* **WHAT YOU HAVE TO DO**
Transcribe every line of the records verbatim.

* **EXERCISE INPUT**
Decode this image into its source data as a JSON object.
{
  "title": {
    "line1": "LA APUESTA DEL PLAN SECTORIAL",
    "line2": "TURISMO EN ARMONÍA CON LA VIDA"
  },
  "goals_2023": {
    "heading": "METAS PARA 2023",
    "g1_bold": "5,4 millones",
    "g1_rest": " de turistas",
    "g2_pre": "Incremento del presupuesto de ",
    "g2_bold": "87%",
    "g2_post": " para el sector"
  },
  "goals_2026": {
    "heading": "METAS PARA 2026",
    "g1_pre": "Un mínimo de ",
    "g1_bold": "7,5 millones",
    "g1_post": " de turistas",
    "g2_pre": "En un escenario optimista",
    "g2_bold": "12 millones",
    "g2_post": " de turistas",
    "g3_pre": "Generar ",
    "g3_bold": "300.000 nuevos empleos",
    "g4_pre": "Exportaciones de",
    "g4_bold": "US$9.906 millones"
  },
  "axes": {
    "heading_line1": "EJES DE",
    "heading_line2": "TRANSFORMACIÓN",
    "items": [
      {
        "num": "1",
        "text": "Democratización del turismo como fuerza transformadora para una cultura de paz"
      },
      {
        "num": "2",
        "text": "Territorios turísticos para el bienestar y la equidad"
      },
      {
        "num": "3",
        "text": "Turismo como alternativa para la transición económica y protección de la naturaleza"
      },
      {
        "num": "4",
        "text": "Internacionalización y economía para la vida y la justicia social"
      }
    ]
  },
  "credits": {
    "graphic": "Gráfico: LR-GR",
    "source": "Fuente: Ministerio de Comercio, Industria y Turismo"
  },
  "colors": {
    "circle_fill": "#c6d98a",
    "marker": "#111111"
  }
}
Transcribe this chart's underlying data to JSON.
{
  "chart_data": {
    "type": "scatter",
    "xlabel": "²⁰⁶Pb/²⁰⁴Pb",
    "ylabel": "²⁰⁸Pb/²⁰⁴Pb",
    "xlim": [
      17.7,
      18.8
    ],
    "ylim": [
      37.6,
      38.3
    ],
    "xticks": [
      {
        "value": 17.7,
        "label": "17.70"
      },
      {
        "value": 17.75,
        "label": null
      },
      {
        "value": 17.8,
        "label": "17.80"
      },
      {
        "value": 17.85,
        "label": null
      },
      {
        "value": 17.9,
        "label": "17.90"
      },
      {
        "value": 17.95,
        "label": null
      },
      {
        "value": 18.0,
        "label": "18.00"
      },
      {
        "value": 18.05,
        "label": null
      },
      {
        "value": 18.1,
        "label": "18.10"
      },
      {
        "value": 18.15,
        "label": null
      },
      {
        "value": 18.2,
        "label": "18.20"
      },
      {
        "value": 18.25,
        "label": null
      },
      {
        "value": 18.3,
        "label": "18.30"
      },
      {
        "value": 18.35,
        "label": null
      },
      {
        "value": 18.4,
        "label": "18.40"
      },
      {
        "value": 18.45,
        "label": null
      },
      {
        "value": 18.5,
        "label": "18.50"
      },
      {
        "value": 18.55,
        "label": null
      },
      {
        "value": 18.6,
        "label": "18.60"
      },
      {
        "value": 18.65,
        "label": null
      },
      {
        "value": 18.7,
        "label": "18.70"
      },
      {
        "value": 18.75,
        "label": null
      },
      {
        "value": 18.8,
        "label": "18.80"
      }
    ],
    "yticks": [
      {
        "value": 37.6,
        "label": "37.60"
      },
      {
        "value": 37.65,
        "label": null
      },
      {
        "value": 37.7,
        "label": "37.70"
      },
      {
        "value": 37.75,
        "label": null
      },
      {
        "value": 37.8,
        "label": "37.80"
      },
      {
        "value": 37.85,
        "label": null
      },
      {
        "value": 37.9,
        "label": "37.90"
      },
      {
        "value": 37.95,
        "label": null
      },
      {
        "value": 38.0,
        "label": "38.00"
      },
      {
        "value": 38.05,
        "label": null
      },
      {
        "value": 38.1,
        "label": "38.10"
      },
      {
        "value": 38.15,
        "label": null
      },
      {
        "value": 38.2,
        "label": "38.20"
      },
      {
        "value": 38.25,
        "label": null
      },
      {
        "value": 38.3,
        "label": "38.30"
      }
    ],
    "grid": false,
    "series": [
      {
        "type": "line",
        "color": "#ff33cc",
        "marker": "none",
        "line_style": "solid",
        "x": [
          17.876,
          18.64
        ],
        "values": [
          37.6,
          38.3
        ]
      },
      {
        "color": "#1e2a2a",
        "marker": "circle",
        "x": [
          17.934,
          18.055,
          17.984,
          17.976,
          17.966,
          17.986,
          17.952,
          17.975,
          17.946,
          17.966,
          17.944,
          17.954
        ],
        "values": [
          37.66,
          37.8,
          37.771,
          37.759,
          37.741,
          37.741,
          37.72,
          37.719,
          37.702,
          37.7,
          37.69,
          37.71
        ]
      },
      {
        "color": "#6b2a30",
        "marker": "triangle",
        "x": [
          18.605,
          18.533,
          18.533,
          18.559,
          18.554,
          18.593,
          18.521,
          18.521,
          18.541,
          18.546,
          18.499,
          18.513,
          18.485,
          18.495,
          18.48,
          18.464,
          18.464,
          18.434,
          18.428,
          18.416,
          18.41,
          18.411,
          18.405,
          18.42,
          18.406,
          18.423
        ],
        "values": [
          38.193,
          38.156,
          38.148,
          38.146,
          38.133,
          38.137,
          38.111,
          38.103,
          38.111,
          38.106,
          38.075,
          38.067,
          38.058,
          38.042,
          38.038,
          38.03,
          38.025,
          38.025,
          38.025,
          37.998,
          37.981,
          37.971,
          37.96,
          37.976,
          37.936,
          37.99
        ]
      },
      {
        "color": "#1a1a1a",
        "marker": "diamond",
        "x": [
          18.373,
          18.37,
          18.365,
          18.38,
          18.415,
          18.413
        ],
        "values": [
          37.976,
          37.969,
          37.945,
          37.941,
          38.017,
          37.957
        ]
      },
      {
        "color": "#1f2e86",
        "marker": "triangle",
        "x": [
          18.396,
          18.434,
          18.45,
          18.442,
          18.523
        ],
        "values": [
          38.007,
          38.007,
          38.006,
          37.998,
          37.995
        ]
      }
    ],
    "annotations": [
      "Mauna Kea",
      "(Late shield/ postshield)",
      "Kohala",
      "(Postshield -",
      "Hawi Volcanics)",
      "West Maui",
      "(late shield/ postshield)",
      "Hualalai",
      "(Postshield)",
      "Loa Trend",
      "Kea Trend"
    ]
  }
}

* **OUTPUT**
Decode this image into its source data as a JSON object.
{
  "title": {
    "line1": "LA APUESTA DEL PLAN SECTORIAL",
    "line2": "TURISMO EN ARMONÍA CON LA VIDA"
  },
  "goals_2023": {
    "heading": "METAS PARA 2023",
    "g1_bold": "5,4 millones",
    "g1_rest": " de turistas",
    "g2_pre": "Incremento del presupuesto de ",
    "g2_bold": "87%",
    "g2_post": " para el sector"
  },
  "goals_2026": {
    "heading": "METAS PARA 2026",
    "g1_pre": "Un mínimo de ",
    "g1_bold": "7,5 millones",
    "g1_post": " de turistas",
    "g2_pre": "En un escenario optimista",
    "g2_bold": "12 millones",
    "g2_post": " de turistas",
    "g3_pre": "Generar ",
    "g3_bold": "300.000 nuevos empleos",
    "g4_pre": "Exportaciones de",
    "g4_bold": "US$9.906 millones"
  },
  "axes": {
    "heading_line1": "EJES DE",
    "heading_line2": "TRANSFORMACIÓN",
    "items": [
      {
        "num": "1",
        "text": "Democratización del turismo como fuerza transformadora para una cultura de paz"
      },
      {
        "num": "2",
        "text": "Territorios turísticos para el bienestar y la equidad"
      },
      {
        "num": "3",
        "text": "Turismo como alternativa para la transición económica y protección de la naturaleza"
      },
      {
        "num": "4",
        "text": "Internacionalización y economía para la vida y la justicia social"
      }
    ]
  },
  "credits": {
    "graphic": "Gráfico: LR-GR",
    "source": "Fuente: Ministerio de Comercio, Industria y Turismo"
  },
  "colors": {
    "circle_fill": "#c6d98a",
    "marker": "#111111"
  }
}
Transcribe this chart's underlying data to JSON.
{
  "chart_data": {
    "type": "scatter",
    "xlabel": "²⁰⁶Pb/²⁰⁴Pb",
    "ylabel": "²⁰⁸Pb/²⁰⁴Pb",
    "xlim": [
      17.7,
      18.8
    ],
    "ylim": [
      37.6,
      38.3
    ],
    "xticks": [
      {
        "value": 17.7,
        "label": "17.70"
      },
      {
        "value": 17.75,
        "label": null
      },
      {
        "value": 17.8,
        "label": "17.80"
      },
      {
        "value": 17.85,
        "label": null
      },
      {
        "value": 17.9,
        "label": "17.90"
      },
      {
        "value": 17.95,
        "label": null
      },
      {
        "value": 18.0,
        "label": "18.00"
      },
      {
        "value": 18.05,
        "label": null
      },
      {
        "value": 18.1,
        "label": "18.10"
      },
      {
        "value": 18.15,
        "label": null
      },
      {
        "value": 18.2,
        "label": "18.20"
      },
      {
        "value": 18.25,
        "label": null
      },
      {
        "value": 18.3,
        "label": "18.30"
      },
      {
        "value": 18.35,
        "label": null
      },
      {
        "value": 18.4,
        "label": "18.40"
      },
      {
        "value": 18.45,
        "label": null
      },
      {
        "value": 18.5,
        "label": "18.50"
      },
      {
        "value": 18.55,
        "label": null
      },
      {
        "value": 18.6,
        "label": "18.60"
      },
      {
        "value": 18.65,
        "label": null
      },
      {
        "value": 18.7,
        "label": "18.70"
      },
      {
        "value": 18.75,
        "label": null
      },
      {
        "value": 18.8,
        "label": "18.80"
      }
    ],
    "yticks": [
      {
        "value": 37.6,
        "label": "37.60"
      },
      {
        "value": 37.65,
        "label": null
      },
      {
        "value": 37.7,
        "label": "37.70"
      },
      {
        "value": 37.75,
        "label": null
      },
      {
        "value": 37.8,
        "label": "37.80"
      },
      {
        "value": 37.85,
        "label": null
      },
      {
        "value": 37.9,
        "label": "37.90"
      },
      {
        "value": 37.95,
        "label": null
      },
      {
        "value": 38.0,
        "label": "38.00"
      },
      {
        "value": 38.05,
        "label": null
      },
      {
        "value": 38.1,
        "label": "38.10"
      },
      {
        "value": 38.15,
        "label": null
      },
      {
        "value": 38.2,
        "label": "38.20"
      },
      {
        "value": 38.25,
        "label": null
      },
      {
        "value": 38.3,
        "label": "38.30"
      }
    ],
    "grid": false,
    "series": [
      {
        "type": "line",
        "color": "#ff33cc",
        "marker": "none",
        "line_style": "solid",
        "x": [
          17.876,
          18.64
        ],
        "values": [
          37.6,
          38.3
        ]
      },
      {
        "color": "#1e2a2a",
        "marker": "circle",
        "x": [
          17.934,
          18.055,
          17.984,
          17.976,
          17.966,
          17.986,
          17.952,
          17.975,
          17.946,
          17.966,
          17.944,
          17.954
        ],
        "values": [
          37.66,
          37.8,
          37.771,
          37.759,
          37.741,
          37.741,
          37.72,
          37.719,
          37.702,
          37.7,
          37.69,
          37.71
        ]
      },
      {
        "color": "#6b2a30",
        "marker": "triangle",
        "x": [
          18.605,
          18.533,
          18.533,
          18.559,
          18.554,
          18.593,
          18.521,
          18.521,
          18.541,
          18.546,
          18.499,
          18.513,
          18.485,
          18.495,
          18.48,
          18.464,
          18.464,
          18.434,
          18.428,
          18.416,
          18.41,
          18.411,
          18.405,
          18.42,
          18.406,
          18.423
        ],
        "values": [
          38.193,
          38.156,
          38.148,
          38.146,
          38.133,
          38.137,
          38.111,
          38.103,
          38.111,
          38.106,
          38.075,
          38.067,
          38.058,
          38.042,
          38.038,
          38.03,
          38.025,
          38.025,
          38.025,
          37.998,
          37.981,
          37.971,
          37.96,
          37.976,
          37.936,
          37.99
        ]
      },
      {
        "color": "#1a1a1a",
        "marker": "diamond",
        "x": [
          18.373,
          18.37,
          18.365,
          18.38,
          18.415,
          18.413
        ],
        "values": [
          37.976,
          37.969,
          37.945,
          37.941,
          38.017,
          37.957
        ]
      },
      {
        "color": "#1f2e86",
        "marker": "triangle",
        "x": [
          18.396,
          18.434,
          18.45,
          18.442,
          18.523
        ],
        "values": [
          38.007,
          38.007,
          38.006,
          37.998,
          37.995
        ]
      }
    ],
    "annotations": [
      "Mauna Kea",
      "(Late shield/ postshield)",
      "Kohala",
      "(Postshield -",
      "Hawi Volcanics)",
      "West Maui",
      "(late shield/ postshield)",
      "Hualalai",
      "(Postshield)",
      "Loa Trend",
      "Kea Trend"
    ]
  }
}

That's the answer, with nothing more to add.